(Figure collection entries):

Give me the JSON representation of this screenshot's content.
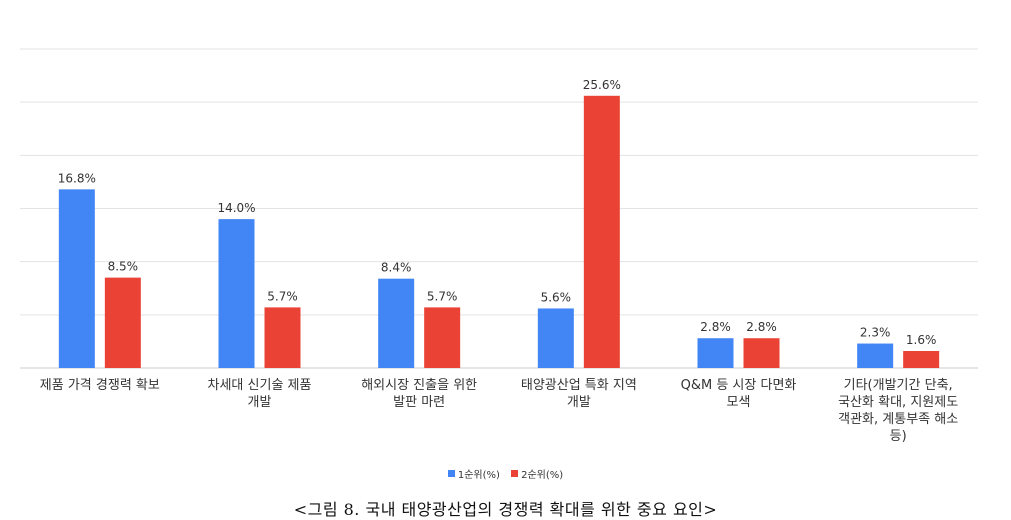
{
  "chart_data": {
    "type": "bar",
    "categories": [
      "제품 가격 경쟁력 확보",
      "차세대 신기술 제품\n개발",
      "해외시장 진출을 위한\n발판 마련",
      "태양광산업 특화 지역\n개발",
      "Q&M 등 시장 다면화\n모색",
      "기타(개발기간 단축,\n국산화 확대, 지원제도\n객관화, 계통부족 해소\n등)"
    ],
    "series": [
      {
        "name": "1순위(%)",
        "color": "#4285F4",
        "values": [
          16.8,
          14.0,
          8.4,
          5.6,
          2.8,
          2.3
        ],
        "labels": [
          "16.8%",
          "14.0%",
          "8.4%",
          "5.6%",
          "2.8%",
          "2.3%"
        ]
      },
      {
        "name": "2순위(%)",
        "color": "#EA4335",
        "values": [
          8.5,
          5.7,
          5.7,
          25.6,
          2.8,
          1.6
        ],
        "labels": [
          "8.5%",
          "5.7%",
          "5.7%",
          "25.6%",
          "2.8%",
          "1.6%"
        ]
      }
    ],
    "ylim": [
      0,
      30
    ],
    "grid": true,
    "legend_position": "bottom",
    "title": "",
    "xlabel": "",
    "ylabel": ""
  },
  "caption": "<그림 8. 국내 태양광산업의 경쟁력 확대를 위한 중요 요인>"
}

(TO BE DONE):
Above are records to transcribe exactly; leave their pictures out.

(SOLUTION BELOW):
Give me the JSON representation of this screenshot's content.
{
  "chart_data": {
    "type": "bar",
    "categories": [
      "제품 가격 경쟁력 확보",
      "차세대 신기술 제품\n개발",
      "해외시장 진출을 위한\n발판 마련",
      "태양광산업 특화 지역\n개발",
      "Q&M 등 시장 다면화\n모색",
      "기타(개발기간 단축,\n국산화 확대, 지원제도\n객관화, 계통부족 해소\n등)"
    ],
    "series": [
      {
        "name": "1순위(%)",
        "color": "#4285F4",
        "values": [
          16.8,
          14.0,
          8.4,
          5.6,
          2.8,
          2.3
        ],
        "labels": [
          "16.8%",
          "14.0%",
          "8.4%",
          "5.6%",
          "2.8%",
          "2.3%"
        ]
      },
      {
        "name": "2순위(%)",
        "color": "#EA4335",
        "values": [
          8.5,
          5.7,
          5.7,
          25.6,
          2.8,
          1.6
        ],
        "labels": [
          "8.5%",
          "5.7%",
          "5.7%",
          "25.6%",
          "2.8%",
          "1.6%"
        ]
      }
    ],
    "ylim": [
      0,
      30
    ],
    "grid": true,
    "legend_position": "bottom",
    "title": "",
    "xlabel": "",
    "ylabel": ""
  },
  "caption": "<그림 8. 국내 태양광산업의 경쟁력 확대를 위한 중요 요인>"
}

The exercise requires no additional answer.